═════ Recorded information ═════

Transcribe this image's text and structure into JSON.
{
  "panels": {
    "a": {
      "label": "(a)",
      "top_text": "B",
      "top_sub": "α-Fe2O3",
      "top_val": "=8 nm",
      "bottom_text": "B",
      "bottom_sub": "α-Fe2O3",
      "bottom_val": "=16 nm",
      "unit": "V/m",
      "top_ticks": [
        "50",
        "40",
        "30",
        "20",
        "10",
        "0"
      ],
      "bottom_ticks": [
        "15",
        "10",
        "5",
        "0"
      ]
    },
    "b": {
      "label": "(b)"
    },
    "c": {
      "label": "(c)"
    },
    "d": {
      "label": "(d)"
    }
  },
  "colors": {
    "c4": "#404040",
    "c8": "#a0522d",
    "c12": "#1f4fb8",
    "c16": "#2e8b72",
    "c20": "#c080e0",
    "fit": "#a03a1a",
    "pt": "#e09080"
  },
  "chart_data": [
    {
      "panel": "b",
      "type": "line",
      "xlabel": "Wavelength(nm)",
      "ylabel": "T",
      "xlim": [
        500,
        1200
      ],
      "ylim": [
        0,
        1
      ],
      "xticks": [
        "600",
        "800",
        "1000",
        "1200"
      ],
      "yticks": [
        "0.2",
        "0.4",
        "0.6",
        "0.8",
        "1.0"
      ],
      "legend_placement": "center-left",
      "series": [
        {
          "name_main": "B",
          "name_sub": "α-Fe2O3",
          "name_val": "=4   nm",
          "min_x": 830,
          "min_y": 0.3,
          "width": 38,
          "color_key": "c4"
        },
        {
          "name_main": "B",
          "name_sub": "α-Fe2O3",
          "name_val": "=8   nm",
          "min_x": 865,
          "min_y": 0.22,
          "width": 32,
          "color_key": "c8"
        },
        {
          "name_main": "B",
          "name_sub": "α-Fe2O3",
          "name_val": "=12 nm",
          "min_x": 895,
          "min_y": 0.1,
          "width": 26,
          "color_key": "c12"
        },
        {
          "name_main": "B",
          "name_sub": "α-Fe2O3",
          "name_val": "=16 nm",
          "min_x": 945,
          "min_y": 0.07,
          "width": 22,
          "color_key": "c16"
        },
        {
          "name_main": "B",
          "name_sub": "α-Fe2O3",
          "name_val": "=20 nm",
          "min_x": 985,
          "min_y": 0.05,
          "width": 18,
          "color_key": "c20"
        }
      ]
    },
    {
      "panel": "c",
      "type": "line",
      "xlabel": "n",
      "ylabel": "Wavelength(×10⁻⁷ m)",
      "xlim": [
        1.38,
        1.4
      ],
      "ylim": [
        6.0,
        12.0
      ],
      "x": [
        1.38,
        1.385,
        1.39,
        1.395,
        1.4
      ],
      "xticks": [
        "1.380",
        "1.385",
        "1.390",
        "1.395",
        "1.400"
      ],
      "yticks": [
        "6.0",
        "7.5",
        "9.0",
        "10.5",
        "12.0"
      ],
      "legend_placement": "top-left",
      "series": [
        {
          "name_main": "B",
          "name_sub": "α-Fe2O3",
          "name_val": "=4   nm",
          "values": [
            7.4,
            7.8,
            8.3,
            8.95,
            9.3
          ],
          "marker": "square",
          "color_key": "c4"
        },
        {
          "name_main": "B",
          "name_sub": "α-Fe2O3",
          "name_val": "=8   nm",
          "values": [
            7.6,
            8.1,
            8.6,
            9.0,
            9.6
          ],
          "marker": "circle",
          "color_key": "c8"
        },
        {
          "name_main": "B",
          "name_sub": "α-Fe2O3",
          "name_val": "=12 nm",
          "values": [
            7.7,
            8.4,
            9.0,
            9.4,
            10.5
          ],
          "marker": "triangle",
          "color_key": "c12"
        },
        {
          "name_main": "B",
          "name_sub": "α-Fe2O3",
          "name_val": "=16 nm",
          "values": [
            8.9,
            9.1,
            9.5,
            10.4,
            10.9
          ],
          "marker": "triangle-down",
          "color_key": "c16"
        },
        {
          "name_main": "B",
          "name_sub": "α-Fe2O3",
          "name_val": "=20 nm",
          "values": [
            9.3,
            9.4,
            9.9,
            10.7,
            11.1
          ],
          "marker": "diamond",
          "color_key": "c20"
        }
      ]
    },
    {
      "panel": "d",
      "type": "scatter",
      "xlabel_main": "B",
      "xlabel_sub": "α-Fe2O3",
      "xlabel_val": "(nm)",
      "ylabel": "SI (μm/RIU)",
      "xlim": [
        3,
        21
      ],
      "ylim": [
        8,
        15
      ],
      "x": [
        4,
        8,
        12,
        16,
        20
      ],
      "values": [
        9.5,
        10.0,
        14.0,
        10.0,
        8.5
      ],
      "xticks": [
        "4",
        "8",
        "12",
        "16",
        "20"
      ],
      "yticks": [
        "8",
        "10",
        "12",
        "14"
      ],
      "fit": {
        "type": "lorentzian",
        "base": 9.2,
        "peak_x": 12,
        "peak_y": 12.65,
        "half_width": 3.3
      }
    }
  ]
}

═════

- Aim -
In the material above, find the lines that contain "left" and show them.

- Reply -
      "legend_placement": "center-left",
      "legend_placement": "top-left",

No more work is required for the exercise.